+++ TASK DATA

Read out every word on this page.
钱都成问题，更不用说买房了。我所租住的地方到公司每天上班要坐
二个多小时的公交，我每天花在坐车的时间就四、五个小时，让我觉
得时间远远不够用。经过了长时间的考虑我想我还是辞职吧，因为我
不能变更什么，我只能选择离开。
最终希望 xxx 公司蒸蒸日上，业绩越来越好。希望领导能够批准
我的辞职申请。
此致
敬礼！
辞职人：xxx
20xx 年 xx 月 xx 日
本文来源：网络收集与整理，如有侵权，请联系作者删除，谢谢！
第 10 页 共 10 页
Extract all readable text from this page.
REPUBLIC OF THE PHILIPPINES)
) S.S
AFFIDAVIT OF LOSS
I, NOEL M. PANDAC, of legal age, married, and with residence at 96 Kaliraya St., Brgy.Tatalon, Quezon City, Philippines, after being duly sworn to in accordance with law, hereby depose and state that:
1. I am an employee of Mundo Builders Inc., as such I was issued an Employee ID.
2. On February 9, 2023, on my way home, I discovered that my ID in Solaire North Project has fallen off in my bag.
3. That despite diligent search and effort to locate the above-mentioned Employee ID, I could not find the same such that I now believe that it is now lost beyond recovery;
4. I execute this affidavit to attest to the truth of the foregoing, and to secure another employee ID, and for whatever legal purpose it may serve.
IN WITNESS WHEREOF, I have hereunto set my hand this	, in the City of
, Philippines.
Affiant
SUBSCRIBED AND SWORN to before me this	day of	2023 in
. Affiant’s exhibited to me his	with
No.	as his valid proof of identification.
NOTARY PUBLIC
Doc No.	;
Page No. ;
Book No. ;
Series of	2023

++++++

*WHAT YOU HAVE TO DO:*
Write out all records exactly, keeping every detail.

*IN RESPONSE:*
Read out every word on this page.
钱都成问题，更不用说买房了。我所租住的地方到公司每天上班要坐
二个多小时的公交，我每天花在坐车的时间就四、五个小时，让我觉
得时间远远不够用。经过了长时间的考虑我想我还是辞职吧，因为我
不能变更什么，我只能选择离开。
最终希望 xxx 公司蒸蒸日上，业绩越来越好。希望领导能够批准
我的辞职申请。
此致
敬礼！
辞职人：xxx
20xx 年 xx 月 xx 日
本文来源：网络收集与整理，如有侵权，请联系作者删除，谢谢！
第 10 页 共 10 页
Extract all readable text from this page.
REPUBLIC OF THE PHILIPPINES)
) S.S
AFFIDAVIT OF LOSS
I, NOEL M. PANDAC, of legal age, married, and with residence at 96 Kaliraya St., Brgy.Tatalon, Quezon City, Philippines, after being duly sworn to in accordance with law, hereby depose and state that:
1. I am an employee of Mundo Builders Inc., as such I was issued an Employee ID.
2. On February 9, 2023, on my way home, I discovered that my ID in Solaire North Project has fallen off in my bag.
3. That despite diligent search and effort to locate the above-mentioned Employee ID, I could not find the same such that I now believe that it is now lost beyond recovery;
4. I execute this affidavit to attest to the truth of the foregoing, and to secure another employee ID, and for whatever legal purpose it may serve.
IN WITNESS WHEREOF, I have hereunto set my hand this	, in the City of
, Philippines.
Affiant
SUBSCRIBED AND SWORN to before me this	day of	2023 in
. Affiant’s exhibited to me his	with
No.	as his valid proof of identification.
NOTARY PUBLIC
Doc No.	;
Page No. ;
Book No. ;
Series of	2023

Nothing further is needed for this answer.